┌─ RECORD EXCERPTS
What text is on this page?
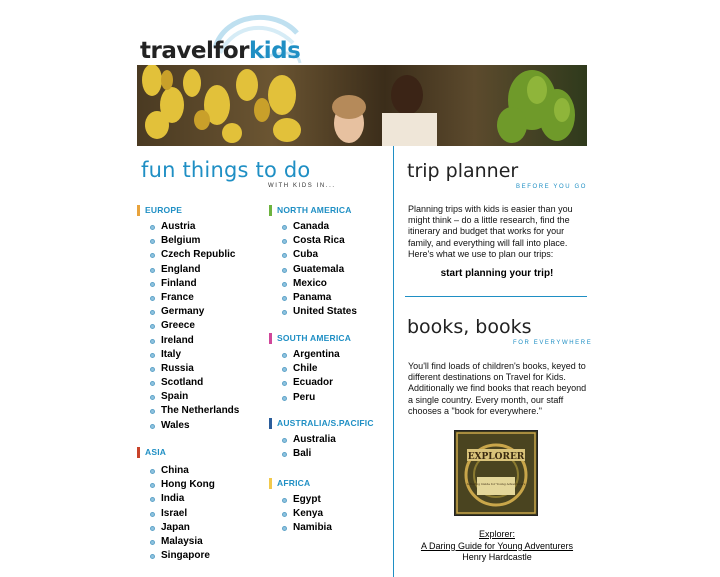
travelforkids
fun things to do
WITH KIDS IN...
EUROPE
Austria
Belgium
Czech Republic
England
Finland
France
Germany
Greece
Ireland
Italy
Russia
Scotland
Spain
The Netherlands
Wales
ASIA
China
Hong Kong
India
Israel
Japan
Malaysia
Singapore
NORTH AMERICA
Canada
Costa Rica
Cuba
Guatemala
Mexico
Panama
United States
SOUTH AMERICA
Argentina
Chile
Ecuador
Peru
AUSTRALIA/S.PACIFIC
Australia
Bali
AFRICA
Egypt
Kenya
Namibia
trip planner
BEFORE YOU GO
Planning trips with kids is easier than you might think – do a little research, find the itinerary and budget that works for your family, and everything will fall into place. Here's what we use to plan our trips:
start planning your trip!
books, books
FOR EVERYWHERE
You'll find loads of children's books, keyed to different destinations on Travel for Kids. Additionally we find books that reach beyond a single country. Every month, our staff chooses a "book for everywhere."
EXPLORER
A Daring Guide for Young Adventurers
Explorer:
A Daring Guide for Young Adventurers
Henry Hardcastle
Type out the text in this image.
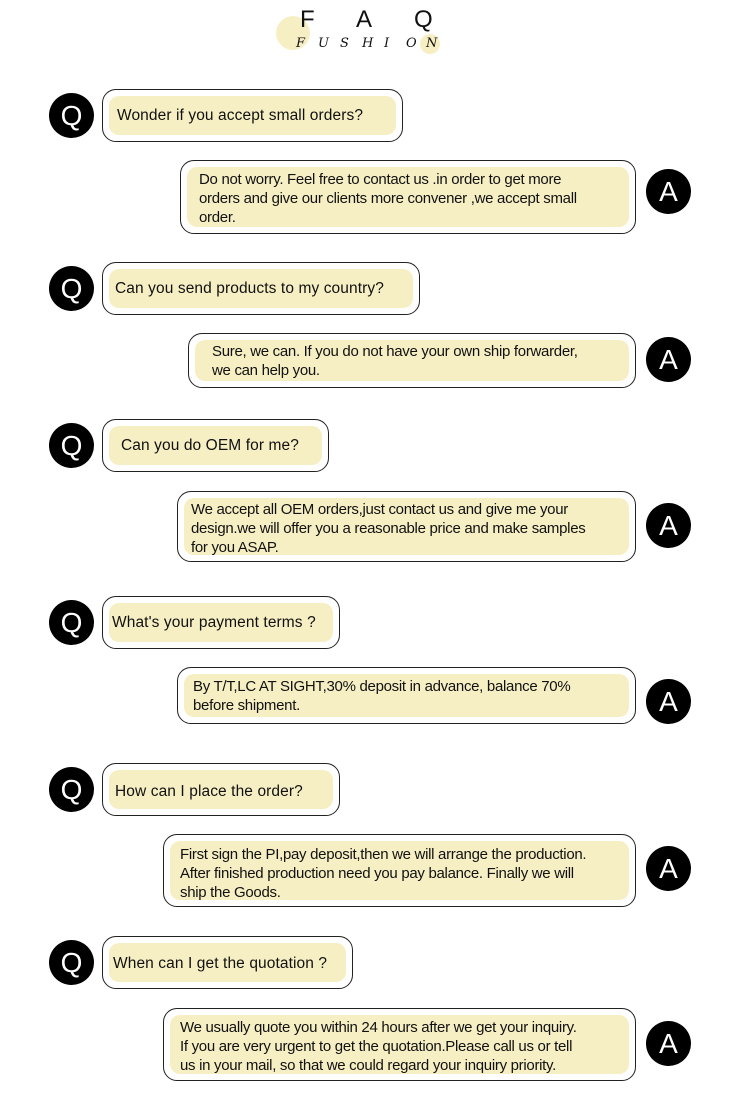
F A Q
F U S H I O N
Q	Wonder if you accept small orders?
Do not worry. Feel free to contact us .in order to get more
orders and give our clients more convener ,we accept small
order.
A
Q	Can you send products to my country?
Sure, we can. If you do not have your own ship forwarder,
we can help you.	A
Q	Can you do OEM for me?
We accept all OEM orders,just contact us and give me your
design.we will offer you a reasonable price and make samples
for you ASAP.
A
Q	What's your payment terms ?
By T/T,LC AT SIGHT,30% deposit in advance, balance 70%
before shipment.	A
Q	How can I place the order?
First sign the PI,pay deposit,then we will arrange the production.
After finished production need you pay balance. Finally we will
ship the Goods.
A
Q	When can I get the quotation ?
We usually quote you within 24 hours after we get your inquiry.
If you are very urgent to get the quotation.Please call us or tell
us in your mail, so that we could regard your inquiry priority.
A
└─
_SHORT PROBLEM_: Repeat each entry above word for word, leaving every picture out.

_WRITTEN RESPONSE_:
What text is on this page?
travelforkids
fun things to do
WITH KIDS IN...
EUROPE
Austria
Belgium
Czech Republic
England
Finland
France
Germany
Greece
Ireland
Italy
Russia
Scotland
Spain
The Netherlands
Wales
ASIA
China
Hong Kong
India
Israel
Japan
Malaysia
Singapore
NORTH AMERICA
Canada
Costa Rica
Cuba
Guatemala
Mexico
Panama
United States
SOUTH AMERICA
Argentina
Chile
Ecuador
Peru
AUSTRALIA/S.PACIFIC
Australia
Bali
AFRICA
Egypt
Kenya
Namibia
trip planner
BEFORE YOU GO
Planning trips with kids is easier than you might think – do a little research, find the itinerary and budget that works for your family, and everything will fall into place. Here's what we use to plan our trips:
start planning your trip!
books, books
FOR EVERYWHERE
You'll find loads of children's books, keyed to different destinations on Travel for Kids. Additionally we find books that reach beyond a single country. Every month, our staff chooses a "book for everywhere."
EXPLORER
A Daring Guide for Young Adventurers
Explorer:
A Daring Guide for Young Adventurers
Henry Hardcastle
Type out the text in this image.
F A Q
F U S H I O N
Q	Wonder if you accept small orders?
Do not worry. Feel free to contact us .in order to get more
orders and give our clients more convener ,we accept small
order.
A
Q	Can you send products to my country?
Sure, we can. If you do not have your own ship forwarder,
we can help you.	A
Q	Can you do OEM for me?
We accept all OEM orders,just contact us and give me your
design.we will offer you a reasonable price and make samples
for you ASAP.
A
Q	What's your payment terms ?
By T/T,LC AT SIGHT,30% deposit in advance, balance 70%
before shipment.	A
Q	How can I place the order?
First sign the PI,pay deposit,then we will arrange the production.
After finished production need you pay balance. Finally we will
ship the Goods.
A
Q	When can I get the quotation ?
We usually quote you within 24 hours after we get your inquiry.
If you are very urgent to get the quotation.Please call us or tell
us in your mail, so that we could regard your inquiry priority.
A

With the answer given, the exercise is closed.